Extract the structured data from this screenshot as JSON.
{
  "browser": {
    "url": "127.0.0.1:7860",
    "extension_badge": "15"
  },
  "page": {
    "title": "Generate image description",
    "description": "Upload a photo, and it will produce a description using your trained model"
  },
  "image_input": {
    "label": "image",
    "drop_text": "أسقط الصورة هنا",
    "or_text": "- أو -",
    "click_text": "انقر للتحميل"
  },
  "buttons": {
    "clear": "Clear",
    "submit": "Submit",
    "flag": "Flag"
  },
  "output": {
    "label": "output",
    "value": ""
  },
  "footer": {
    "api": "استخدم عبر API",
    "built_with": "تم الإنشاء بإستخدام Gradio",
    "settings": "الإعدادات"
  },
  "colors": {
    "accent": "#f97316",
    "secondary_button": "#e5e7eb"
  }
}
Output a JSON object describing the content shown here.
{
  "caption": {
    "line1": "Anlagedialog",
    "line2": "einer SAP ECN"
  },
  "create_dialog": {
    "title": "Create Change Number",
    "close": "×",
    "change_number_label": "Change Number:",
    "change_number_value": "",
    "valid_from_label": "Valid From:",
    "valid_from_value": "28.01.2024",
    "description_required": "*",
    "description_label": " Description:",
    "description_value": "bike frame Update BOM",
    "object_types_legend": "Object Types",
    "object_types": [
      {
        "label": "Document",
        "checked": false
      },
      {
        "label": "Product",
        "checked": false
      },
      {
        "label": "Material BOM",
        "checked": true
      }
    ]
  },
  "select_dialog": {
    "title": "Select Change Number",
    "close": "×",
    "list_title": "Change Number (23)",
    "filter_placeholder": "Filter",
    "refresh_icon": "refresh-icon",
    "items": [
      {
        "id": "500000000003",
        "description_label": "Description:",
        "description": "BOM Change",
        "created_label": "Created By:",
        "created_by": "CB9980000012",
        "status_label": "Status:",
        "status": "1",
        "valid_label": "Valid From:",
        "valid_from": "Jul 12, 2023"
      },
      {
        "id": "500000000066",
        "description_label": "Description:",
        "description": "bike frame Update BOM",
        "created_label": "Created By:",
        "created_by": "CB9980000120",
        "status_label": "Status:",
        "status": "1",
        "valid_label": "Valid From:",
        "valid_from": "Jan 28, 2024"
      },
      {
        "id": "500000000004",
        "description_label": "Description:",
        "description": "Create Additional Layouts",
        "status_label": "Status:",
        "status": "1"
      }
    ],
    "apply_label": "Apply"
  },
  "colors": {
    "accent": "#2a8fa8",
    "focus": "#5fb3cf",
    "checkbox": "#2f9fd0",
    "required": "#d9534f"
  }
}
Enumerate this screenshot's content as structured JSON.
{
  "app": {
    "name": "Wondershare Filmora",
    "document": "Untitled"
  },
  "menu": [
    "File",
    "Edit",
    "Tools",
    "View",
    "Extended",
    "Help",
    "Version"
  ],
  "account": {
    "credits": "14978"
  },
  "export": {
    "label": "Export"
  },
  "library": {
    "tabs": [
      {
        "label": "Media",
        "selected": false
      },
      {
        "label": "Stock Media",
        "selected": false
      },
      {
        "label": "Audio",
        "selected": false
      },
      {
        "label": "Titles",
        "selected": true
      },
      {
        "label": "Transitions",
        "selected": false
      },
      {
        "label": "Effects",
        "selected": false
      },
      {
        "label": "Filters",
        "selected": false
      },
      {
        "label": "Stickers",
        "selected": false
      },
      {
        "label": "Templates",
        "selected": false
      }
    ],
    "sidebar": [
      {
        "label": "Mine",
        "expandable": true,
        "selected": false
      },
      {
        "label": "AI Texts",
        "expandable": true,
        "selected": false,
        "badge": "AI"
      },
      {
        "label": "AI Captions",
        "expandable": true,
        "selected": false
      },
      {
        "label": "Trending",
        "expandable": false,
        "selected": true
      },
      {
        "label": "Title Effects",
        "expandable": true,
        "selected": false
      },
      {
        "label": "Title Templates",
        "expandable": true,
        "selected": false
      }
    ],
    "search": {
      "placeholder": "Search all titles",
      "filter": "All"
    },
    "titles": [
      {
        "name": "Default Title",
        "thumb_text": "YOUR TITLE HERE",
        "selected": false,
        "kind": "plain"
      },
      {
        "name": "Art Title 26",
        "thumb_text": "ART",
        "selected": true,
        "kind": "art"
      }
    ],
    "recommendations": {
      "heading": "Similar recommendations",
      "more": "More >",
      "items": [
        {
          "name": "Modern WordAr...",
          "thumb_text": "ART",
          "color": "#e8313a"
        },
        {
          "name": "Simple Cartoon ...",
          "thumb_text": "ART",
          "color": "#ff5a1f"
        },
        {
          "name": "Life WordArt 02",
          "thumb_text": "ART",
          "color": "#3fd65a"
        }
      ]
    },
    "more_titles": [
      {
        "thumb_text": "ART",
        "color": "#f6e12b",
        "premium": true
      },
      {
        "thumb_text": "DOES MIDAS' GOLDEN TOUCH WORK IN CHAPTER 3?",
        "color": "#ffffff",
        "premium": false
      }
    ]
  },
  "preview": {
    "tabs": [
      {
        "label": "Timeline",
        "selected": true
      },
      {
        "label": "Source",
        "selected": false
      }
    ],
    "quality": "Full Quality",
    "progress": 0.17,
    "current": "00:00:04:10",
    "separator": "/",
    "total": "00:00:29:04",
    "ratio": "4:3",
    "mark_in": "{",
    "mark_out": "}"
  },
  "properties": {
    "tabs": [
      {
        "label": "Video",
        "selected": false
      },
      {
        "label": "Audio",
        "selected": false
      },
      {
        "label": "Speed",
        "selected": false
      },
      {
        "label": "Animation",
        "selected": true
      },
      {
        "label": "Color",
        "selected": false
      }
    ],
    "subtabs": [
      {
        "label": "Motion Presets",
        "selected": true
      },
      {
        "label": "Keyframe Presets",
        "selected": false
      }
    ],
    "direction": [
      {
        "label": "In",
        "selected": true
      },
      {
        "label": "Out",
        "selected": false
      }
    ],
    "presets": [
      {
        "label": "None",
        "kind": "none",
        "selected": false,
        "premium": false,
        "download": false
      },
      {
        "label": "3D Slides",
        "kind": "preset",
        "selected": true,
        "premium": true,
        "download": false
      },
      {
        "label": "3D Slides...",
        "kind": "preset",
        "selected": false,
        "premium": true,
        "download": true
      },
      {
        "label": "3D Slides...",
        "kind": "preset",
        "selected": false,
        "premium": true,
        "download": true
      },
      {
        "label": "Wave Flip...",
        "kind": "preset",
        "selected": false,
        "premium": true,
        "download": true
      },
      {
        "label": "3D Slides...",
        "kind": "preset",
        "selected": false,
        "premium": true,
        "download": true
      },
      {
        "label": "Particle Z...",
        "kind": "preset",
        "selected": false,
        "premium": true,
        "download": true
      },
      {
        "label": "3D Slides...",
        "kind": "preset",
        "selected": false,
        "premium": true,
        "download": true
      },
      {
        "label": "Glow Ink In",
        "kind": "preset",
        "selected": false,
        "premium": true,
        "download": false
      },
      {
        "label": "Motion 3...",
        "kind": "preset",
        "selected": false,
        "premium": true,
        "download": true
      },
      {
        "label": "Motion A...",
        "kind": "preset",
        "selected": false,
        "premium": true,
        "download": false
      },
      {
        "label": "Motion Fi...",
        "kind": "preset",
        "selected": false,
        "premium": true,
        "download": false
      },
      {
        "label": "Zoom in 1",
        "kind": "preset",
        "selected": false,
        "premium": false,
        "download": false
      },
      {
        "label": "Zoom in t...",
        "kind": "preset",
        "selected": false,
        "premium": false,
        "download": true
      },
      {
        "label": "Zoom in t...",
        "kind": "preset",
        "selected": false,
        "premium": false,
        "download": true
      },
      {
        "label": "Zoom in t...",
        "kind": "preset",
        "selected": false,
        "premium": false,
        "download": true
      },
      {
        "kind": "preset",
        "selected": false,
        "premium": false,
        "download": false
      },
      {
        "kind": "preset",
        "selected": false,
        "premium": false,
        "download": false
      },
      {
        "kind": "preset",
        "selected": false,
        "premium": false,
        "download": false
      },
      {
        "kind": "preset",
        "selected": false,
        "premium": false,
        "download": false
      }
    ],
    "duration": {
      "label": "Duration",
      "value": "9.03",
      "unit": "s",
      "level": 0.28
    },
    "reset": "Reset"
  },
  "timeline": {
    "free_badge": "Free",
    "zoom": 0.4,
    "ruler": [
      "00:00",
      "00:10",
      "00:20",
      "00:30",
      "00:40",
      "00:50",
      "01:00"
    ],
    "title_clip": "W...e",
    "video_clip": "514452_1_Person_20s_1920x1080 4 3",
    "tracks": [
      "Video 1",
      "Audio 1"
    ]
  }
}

:: Job ::
Tally the lines in the records above that contain the word "content", and give only that number.

:: Complete response ::
2